- **WORK REQUIRED**: Take every line from the material that has the word "bell" in it.
_ _ _ _ _ _ _
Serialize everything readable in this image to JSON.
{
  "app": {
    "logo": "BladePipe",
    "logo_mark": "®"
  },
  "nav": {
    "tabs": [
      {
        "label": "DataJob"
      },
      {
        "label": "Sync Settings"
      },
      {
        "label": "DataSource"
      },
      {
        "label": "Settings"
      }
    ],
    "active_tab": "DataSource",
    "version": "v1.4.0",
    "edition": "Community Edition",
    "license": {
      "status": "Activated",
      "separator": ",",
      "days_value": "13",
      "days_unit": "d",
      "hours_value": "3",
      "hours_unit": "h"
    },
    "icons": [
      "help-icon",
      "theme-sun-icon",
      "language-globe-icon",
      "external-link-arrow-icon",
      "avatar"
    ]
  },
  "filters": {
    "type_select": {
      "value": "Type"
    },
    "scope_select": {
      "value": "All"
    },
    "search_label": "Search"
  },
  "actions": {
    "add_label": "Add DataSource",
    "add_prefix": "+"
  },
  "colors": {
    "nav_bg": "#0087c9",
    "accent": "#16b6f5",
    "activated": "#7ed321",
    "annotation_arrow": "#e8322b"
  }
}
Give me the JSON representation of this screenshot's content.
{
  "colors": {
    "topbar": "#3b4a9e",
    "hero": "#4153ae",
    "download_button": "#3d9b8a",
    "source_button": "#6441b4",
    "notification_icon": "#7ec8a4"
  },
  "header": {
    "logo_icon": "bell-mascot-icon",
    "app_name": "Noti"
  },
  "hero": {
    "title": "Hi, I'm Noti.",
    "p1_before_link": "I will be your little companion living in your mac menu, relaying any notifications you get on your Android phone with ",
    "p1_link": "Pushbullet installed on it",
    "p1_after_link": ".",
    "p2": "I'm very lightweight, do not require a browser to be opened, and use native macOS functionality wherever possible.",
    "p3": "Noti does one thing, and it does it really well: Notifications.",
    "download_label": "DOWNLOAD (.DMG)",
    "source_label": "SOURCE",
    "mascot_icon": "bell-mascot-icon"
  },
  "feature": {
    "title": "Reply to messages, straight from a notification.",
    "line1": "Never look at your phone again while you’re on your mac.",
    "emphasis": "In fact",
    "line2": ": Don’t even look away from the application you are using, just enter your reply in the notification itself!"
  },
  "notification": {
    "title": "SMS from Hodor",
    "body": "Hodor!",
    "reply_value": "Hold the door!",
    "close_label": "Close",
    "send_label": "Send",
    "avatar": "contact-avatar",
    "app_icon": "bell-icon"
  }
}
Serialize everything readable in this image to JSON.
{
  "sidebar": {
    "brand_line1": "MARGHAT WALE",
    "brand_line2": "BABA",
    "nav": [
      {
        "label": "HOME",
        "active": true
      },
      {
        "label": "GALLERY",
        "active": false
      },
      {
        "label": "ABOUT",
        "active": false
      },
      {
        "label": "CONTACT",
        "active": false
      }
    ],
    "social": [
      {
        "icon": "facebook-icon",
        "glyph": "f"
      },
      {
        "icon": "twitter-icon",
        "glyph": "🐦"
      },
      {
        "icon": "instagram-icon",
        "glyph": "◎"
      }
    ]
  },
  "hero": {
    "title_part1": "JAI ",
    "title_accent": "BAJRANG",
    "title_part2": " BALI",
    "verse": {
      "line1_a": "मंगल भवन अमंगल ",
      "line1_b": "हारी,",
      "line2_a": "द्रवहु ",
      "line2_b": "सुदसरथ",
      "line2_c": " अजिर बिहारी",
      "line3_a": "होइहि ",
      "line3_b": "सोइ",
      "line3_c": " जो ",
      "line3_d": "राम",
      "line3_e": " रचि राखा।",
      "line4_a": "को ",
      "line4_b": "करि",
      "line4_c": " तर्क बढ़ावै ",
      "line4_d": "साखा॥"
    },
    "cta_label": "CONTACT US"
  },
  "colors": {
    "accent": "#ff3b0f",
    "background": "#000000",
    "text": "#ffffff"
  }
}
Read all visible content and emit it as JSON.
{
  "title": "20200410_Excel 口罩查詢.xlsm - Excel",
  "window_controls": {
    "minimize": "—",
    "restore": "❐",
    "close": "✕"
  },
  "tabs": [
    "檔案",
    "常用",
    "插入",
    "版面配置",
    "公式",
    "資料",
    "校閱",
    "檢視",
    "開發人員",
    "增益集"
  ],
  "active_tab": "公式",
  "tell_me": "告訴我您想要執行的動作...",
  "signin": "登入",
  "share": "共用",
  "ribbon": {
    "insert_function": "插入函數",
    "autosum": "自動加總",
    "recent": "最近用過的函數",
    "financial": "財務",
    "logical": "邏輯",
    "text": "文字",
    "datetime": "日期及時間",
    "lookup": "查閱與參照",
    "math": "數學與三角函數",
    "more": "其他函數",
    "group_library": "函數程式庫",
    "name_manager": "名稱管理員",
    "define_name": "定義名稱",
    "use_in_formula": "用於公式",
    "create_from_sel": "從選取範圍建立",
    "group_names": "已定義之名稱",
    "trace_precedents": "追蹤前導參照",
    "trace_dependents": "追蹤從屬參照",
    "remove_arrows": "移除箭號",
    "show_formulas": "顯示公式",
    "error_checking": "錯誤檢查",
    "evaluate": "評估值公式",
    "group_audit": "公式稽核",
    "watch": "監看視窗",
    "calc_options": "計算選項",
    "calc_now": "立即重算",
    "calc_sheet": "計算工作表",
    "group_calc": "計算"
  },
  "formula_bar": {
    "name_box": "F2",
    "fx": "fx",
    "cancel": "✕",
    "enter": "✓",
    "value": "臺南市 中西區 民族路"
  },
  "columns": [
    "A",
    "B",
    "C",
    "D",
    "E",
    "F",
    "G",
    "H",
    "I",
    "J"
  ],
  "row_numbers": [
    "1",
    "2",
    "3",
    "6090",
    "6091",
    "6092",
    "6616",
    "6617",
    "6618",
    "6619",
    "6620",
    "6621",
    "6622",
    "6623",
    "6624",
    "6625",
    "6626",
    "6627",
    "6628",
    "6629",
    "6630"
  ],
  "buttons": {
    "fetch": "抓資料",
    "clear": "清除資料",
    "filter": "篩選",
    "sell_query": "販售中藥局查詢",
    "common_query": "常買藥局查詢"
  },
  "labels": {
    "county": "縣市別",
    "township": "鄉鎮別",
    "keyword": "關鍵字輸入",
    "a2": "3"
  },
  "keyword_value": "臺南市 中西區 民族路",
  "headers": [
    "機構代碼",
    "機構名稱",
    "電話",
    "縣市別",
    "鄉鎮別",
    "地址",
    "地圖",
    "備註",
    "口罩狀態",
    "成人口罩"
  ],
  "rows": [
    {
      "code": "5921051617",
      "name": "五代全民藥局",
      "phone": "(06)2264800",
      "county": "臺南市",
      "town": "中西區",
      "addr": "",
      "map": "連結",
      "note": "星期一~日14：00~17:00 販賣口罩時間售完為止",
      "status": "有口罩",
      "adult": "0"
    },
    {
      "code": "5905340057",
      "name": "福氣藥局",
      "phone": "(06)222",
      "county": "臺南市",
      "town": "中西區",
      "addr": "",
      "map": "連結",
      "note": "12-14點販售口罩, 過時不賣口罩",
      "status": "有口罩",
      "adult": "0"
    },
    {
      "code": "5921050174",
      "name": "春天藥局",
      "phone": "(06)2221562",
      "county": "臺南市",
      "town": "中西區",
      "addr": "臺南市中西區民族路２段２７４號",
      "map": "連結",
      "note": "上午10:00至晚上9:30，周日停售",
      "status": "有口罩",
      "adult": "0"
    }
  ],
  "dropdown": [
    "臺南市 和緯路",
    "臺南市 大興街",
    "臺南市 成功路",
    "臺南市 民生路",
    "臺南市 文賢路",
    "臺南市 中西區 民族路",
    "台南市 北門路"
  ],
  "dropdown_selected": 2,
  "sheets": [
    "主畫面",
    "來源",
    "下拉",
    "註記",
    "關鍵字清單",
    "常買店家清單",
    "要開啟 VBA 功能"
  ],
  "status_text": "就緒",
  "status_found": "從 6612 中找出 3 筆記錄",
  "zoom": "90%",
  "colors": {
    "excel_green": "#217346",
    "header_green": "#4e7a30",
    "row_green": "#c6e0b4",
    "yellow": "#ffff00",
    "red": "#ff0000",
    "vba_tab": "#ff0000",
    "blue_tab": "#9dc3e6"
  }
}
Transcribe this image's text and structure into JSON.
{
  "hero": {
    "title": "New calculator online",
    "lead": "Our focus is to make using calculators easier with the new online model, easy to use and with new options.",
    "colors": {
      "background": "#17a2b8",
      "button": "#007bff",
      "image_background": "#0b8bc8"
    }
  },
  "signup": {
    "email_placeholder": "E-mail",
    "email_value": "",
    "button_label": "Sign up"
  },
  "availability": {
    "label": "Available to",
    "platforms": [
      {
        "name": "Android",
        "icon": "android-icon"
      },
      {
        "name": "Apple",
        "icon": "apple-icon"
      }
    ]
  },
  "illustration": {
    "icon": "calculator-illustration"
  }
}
_ _ _ _ _ _ _
- **RESULT OF THE EXERCISE**:
    "logo_icon": "bell-mascot-icon",
    "mascot_icon": "bell-mascot-icon"
    "app_icon": "bell-icon"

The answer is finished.